┏━━
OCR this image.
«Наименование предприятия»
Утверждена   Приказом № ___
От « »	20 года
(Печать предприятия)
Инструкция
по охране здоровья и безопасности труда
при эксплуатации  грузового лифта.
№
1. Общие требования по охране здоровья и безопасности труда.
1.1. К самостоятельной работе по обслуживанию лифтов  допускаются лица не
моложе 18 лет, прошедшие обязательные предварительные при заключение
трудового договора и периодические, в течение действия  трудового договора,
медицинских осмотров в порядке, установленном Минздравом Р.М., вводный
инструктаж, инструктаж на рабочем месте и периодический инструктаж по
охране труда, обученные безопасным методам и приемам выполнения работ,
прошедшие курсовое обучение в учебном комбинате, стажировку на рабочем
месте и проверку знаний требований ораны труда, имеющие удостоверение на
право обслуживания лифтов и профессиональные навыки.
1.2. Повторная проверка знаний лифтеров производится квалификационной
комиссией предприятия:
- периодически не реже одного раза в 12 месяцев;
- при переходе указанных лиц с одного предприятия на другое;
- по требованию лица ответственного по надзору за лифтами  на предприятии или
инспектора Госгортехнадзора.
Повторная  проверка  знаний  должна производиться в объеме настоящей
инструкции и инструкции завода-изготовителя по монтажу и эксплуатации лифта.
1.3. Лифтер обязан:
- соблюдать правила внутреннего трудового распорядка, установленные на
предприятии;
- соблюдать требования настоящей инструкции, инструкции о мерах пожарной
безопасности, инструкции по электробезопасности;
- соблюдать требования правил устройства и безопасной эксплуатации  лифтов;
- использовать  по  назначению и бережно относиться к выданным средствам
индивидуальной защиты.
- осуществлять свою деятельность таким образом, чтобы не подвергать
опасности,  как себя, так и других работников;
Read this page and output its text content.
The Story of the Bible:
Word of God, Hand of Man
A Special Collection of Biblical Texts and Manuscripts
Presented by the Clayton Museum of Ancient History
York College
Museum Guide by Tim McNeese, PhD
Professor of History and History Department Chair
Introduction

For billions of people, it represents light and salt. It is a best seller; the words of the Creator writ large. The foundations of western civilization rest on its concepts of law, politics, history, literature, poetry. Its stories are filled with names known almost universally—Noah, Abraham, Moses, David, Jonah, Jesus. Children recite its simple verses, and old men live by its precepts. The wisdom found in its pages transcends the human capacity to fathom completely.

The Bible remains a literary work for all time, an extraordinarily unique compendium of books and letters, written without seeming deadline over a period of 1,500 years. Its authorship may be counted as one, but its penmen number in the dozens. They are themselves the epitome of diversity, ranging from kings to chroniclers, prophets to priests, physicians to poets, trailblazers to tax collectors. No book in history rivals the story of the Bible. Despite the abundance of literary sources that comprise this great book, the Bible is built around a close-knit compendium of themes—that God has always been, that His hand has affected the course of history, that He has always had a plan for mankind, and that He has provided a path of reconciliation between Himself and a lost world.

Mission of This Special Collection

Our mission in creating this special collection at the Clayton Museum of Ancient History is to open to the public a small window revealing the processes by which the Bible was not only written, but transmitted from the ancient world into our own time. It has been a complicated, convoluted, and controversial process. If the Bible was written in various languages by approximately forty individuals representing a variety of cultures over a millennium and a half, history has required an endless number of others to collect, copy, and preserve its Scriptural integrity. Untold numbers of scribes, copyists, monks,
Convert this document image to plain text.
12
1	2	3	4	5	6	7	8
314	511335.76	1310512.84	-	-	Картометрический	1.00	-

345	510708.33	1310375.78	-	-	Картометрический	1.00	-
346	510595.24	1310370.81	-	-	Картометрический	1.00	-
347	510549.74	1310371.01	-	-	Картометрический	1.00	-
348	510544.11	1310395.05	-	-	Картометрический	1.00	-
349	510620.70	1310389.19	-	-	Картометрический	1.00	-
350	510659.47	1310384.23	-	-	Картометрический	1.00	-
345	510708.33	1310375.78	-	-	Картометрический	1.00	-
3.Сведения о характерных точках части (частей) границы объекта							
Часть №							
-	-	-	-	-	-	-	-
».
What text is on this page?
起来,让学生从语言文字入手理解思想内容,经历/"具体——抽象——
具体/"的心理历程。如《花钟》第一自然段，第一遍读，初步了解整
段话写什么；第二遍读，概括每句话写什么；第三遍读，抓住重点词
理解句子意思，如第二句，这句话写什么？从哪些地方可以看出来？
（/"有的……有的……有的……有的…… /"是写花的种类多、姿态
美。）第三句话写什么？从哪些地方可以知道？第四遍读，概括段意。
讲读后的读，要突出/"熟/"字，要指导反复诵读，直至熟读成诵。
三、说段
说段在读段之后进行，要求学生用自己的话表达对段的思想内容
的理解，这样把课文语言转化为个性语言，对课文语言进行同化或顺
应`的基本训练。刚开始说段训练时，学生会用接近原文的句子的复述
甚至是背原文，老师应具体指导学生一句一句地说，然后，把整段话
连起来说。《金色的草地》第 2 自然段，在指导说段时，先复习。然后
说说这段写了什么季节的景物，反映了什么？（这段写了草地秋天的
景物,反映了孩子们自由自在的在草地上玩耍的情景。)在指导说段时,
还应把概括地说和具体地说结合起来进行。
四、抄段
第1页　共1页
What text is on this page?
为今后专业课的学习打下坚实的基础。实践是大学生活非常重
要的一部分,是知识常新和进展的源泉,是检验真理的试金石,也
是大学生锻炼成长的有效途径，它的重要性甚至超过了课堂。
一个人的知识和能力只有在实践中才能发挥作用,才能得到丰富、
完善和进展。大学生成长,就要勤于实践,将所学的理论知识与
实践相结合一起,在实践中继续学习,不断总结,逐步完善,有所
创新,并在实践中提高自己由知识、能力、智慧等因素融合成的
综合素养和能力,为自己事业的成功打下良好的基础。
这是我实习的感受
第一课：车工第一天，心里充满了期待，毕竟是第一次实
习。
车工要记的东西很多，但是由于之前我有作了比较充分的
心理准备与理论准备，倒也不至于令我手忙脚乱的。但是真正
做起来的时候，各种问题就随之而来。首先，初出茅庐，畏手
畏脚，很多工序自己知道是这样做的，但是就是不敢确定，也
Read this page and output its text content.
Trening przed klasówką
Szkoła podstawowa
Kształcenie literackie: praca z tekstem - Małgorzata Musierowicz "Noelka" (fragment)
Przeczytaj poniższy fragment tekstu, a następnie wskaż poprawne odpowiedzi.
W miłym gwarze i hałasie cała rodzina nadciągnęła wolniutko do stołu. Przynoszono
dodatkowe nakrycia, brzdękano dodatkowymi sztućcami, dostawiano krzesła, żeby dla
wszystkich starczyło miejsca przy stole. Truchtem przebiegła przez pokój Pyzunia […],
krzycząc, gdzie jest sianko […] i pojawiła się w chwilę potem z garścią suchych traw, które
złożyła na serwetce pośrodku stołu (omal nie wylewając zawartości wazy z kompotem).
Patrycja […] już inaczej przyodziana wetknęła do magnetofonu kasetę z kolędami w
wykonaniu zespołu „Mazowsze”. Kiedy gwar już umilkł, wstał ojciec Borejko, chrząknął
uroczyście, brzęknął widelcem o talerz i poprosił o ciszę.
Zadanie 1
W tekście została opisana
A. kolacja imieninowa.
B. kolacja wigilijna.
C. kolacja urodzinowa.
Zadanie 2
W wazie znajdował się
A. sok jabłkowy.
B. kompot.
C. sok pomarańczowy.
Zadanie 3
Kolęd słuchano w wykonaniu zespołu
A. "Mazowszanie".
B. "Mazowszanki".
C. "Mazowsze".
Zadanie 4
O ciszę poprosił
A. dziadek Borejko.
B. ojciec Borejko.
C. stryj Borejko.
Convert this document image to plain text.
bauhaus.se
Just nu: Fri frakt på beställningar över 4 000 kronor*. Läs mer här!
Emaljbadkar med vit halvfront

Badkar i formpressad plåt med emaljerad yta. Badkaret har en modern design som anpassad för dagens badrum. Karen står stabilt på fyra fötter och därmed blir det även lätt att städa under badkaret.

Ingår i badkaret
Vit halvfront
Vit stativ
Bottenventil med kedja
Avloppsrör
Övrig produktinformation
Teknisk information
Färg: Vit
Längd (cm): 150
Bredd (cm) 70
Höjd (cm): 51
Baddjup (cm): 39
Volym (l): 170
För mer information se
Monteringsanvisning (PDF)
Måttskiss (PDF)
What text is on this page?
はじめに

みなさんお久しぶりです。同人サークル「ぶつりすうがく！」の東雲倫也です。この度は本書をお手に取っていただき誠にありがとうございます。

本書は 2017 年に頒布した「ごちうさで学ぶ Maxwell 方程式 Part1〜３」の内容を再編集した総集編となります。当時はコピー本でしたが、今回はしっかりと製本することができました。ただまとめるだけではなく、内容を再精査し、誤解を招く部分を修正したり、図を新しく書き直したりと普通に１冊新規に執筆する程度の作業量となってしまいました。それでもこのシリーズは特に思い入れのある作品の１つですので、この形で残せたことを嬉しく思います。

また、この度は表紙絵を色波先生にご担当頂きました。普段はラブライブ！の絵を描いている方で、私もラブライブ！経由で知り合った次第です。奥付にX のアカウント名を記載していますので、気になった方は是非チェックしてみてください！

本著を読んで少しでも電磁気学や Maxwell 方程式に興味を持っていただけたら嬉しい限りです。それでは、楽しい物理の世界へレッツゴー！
┗━━
State how many lines of the listing above hold the word "ojciec", with nothing but the number.

2